■ **Problem**:
Please output the lines as a numbered list, starting with the first line and ending with the line containing "step-time: 20-35m <box>445 816 535 840</box>". Include both ends and leave out any blank lines.

■ **Data entries**:
——————————

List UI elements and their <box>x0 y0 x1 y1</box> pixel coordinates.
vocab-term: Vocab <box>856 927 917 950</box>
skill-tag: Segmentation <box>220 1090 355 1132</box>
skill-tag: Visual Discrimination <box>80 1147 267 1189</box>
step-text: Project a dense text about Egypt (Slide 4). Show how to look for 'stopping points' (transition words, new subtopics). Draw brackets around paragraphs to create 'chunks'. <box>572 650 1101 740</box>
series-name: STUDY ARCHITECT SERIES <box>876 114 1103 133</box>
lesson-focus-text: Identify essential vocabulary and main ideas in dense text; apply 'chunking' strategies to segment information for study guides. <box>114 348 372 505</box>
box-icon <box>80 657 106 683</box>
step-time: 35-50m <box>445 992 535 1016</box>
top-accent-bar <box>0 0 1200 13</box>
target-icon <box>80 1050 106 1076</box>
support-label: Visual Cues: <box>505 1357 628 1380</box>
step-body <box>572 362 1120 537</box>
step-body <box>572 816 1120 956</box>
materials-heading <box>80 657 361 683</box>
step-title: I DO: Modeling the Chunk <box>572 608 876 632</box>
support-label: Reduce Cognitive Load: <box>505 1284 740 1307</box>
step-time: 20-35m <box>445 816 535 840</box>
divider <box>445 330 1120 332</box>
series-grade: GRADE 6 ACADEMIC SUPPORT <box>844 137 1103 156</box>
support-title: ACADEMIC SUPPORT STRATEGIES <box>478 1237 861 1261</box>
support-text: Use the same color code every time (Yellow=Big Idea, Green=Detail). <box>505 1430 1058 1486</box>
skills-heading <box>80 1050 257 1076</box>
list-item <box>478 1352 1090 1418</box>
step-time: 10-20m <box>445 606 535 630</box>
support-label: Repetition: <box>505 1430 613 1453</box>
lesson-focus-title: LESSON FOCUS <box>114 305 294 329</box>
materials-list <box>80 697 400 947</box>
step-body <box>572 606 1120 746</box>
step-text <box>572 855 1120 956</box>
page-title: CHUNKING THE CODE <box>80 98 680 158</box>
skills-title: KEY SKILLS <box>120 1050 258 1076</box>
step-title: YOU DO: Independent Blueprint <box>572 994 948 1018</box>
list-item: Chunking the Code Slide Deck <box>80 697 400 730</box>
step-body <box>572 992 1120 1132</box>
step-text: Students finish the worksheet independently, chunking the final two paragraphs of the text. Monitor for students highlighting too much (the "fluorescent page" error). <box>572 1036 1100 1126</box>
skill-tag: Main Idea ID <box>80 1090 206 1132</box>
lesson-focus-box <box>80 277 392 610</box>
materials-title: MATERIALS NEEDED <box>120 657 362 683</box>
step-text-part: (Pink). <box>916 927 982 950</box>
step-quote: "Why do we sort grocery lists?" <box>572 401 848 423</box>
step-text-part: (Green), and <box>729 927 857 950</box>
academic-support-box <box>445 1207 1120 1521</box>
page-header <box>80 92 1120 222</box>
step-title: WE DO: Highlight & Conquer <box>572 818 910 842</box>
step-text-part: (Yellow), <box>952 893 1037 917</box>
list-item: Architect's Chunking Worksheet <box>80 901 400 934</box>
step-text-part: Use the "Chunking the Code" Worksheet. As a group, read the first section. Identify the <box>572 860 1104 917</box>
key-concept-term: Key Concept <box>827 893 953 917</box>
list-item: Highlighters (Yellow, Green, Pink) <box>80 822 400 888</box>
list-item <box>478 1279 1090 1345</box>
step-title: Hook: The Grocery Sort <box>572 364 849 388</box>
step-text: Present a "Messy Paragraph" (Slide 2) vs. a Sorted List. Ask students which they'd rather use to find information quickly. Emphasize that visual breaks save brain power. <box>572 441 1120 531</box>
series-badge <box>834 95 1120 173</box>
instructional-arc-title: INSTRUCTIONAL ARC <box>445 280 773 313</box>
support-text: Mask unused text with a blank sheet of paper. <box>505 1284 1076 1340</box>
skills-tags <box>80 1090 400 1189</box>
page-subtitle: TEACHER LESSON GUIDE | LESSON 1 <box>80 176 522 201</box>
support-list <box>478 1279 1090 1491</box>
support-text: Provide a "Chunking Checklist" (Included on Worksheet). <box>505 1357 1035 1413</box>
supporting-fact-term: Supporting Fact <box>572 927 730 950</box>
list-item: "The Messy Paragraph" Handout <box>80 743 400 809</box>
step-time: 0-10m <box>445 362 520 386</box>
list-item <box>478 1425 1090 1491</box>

——————————

■ **Response to the task**:
1. List UI elements and their <box>x0 y0 x1 y1</box> pixel coordinates.
2. vocab-term: Vocab <box>856 927 917 950</box>
3. skill-tag: Segmentation <box>220 1090 355 1132</box>
4. skill-tag: Visual Discrimination <box>80 1147 267 1189</box>
5. step-text: Project a dense text about Egypt (Slide 4). Show how to look for 'stopping points' (transition words, new subtopics). Draw brackets around paragraphs to create 'chunks'. <box>572 650 1101 740</box>
6. series-name: STUDY ARCHITECT SERIES <box>876 114 1103 133</box>
7. lesson-focus-text: Identify essential vocabulary and main ideas in dense text; apply 'chunking' strategies to segment information for study guides. <box>114 348 372 505</box>
8. box-icon <box>80 657 106 683</box>
9. step-time: 35-50m <box>445 992 535 1016</box>
10. top-accent-bar <box>0 0 1200 13</box>
11. target-icon <box>80 1050 106 1076</box>
12. support-label: Visual Cues: <box>505 1357 628 1380</box>
13. step-body <box>572 362 1120 537</box>
14. step-body <box>572 816 1120 956</box>
15. materials-heading <box>80 657 361 683</box>
16. step-title: I DO: Modeling the Chunk <box>572 608 876 632</box>
17. support-label: Reduce Cognitive Load: <box>505 1284 740 1307</box>
18. step-time: 20-35m <box>445 816 535 840</box>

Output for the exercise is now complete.